[REQUEST] Swap "cell-date" for "cell-datetime" in the lines from the first one through the line with "cell-diastolic: 74 [2263,339,2372,382]", and give back only those lines with nothing else changed.

[THE DATA]

------------------------------------------------------------------------

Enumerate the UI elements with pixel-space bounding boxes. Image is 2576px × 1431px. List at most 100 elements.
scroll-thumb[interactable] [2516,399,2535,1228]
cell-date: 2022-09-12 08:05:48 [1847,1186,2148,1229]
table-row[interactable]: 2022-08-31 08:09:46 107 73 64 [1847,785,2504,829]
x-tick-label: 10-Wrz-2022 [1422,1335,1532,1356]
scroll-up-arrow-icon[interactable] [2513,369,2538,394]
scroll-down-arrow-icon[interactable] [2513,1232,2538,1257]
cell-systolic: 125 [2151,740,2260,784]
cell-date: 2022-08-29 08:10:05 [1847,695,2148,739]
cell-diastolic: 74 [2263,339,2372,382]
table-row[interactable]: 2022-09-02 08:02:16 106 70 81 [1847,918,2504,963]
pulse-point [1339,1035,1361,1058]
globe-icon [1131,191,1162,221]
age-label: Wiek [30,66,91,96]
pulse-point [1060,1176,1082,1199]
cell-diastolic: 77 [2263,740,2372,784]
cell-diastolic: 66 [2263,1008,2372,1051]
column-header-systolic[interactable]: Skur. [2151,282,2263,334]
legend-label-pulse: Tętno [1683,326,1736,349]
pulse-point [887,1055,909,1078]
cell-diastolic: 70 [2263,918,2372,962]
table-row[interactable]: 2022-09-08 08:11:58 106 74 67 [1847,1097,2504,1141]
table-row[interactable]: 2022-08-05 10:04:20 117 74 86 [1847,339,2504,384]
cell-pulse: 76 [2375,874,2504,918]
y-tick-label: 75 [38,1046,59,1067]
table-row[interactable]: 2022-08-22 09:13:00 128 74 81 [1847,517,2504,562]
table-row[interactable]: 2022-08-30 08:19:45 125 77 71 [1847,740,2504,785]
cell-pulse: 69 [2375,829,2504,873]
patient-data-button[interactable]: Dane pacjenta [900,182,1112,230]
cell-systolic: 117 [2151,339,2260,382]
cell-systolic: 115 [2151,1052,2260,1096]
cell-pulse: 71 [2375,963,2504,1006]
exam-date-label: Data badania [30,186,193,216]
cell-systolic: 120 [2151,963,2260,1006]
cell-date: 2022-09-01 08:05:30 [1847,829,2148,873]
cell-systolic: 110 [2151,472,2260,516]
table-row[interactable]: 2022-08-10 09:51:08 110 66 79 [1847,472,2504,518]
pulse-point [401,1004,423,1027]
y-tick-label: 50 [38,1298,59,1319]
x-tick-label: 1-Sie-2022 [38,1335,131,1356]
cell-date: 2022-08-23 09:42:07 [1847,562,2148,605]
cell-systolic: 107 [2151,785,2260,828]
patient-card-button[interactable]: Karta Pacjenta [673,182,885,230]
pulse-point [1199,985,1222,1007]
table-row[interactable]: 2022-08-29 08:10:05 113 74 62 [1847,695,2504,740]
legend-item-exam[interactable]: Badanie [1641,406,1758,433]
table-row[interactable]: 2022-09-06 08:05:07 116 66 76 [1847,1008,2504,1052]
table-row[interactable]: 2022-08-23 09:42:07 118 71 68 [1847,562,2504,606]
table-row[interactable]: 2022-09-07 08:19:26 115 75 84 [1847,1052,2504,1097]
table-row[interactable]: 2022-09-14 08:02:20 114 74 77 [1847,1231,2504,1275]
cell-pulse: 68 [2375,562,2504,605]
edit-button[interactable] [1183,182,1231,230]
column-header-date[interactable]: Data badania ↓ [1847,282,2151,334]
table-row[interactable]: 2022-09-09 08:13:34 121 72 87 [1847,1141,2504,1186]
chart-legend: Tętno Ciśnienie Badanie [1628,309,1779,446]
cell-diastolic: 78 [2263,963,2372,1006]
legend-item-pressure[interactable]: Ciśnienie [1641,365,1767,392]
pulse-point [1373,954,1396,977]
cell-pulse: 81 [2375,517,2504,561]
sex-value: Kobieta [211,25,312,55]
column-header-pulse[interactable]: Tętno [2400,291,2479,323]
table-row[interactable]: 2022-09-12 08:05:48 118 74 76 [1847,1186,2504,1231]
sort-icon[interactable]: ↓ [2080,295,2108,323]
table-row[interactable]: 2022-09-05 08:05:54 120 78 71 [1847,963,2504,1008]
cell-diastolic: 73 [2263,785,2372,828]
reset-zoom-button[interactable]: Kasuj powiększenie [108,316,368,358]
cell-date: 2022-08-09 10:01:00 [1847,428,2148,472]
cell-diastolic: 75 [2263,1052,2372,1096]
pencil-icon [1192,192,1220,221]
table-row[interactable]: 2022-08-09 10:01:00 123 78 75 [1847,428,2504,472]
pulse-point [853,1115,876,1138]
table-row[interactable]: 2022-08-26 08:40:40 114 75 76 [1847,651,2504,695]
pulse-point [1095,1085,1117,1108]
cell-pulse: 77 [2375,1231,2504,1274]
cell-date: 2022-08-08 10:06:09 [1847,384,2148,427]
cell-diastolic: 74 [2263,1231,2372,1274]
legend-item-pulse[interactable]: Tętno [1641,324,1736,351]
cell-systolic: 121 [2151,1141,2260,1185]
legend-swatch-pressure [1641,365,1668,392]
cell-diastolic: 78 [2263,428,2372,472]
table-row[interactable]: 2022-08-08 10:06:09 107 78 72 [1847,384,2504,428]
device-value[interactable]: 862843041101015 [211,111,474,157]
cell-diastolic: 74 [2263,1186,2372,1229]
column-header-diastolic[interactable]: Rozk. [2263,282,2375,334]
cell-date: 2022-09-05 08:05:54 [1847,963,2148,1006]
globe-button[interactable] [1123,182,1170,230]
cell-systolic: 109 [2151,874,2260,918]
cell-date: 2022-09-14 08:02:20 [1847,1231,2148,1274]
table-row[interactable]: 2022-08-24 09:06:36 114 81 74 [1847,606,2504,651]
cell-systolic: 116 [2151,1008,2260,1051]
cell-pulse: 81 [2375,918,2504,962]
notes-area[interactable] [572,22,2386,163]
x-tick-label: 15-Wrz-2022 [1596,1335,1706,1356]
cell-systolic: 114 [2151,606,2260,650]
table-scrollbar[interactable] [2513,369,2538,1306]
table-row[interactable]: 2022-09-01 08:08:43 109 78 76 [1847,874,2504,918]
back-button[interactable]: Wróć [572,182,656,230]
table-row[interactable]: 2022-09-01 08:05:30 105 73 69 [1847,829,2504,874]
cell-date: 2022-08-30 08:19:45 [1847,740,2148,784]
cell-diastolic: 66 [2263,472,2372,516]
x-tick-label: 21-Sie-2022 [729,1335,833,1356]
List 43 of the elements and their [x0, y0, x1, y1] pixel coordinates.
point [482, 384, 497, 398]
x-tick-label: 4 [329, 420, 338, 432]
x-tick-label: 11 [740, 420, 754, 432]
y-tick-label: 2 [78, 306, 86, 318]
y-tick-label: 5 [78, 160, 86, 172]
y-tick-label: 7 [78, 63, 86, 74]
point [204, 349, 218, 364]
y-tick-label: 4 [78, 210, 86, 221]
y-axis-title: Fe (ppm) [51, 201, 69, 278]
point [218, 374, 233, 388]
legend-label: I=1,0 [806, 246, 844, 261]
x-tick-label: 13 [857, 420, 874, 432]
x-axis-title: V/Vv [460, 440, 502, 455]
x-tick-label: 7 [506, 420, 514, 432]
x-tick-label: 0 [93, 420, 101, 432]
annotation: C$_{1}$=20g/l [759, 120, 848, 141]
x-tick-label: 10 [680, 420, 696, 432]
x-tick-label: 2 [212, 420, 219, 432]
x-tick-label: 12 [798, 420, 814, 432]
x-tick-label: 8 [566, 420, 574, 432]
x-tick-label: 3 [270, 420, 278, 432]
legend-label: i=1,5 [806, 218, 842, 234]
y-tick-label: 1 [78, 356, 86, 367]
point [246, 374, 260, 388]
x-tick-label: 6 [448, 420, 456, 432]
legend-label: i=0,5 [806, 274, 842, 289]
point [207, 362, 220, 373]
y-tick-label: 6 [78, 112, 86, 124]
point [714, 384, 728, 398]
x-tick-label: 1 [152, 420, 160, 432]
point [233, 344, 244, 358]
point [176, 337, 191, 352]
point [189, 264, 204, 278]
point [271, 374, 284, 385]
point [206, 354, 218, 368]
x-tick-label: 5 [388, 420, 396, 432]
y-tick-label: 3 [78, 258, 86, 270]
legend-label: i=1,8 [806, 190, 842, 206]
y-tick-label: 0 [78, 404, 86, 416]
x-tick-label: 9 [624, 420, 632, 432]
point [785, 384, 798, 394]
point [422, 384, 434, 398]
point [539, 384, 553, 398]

------------------------------------------------------------------------

[FINISHED ANSWER]
Enumerate the UI elements with pixel-space bounding boxes. Image is 2576px × 1431px. List at most 100 elements.
scroll-thumb[interactable] [2516,399,2535,1228]
cell-datetime: 2022-09-12 08:05:48 [1847,1186,2148,1229]
table-row[interactable]: 2022-08-31 08:09:46 107 73 64 [1847,785,2504,829]
x-tick-label: 10-Wrz-2022 [1422,1335,1532,1356]
scroll-up-arrow-icon[interactable] [2513,369,2538,394]
scroll-down-arrow-icon[interactable] [2513,1232,2538,1257]
cell-systolic: 125 [2151,740,2260,784]
cell-datetime: 2022-08-29 08:10:05 [1847,695,2148,739]
cell-diastolic: 74 [2263,339,2372,382]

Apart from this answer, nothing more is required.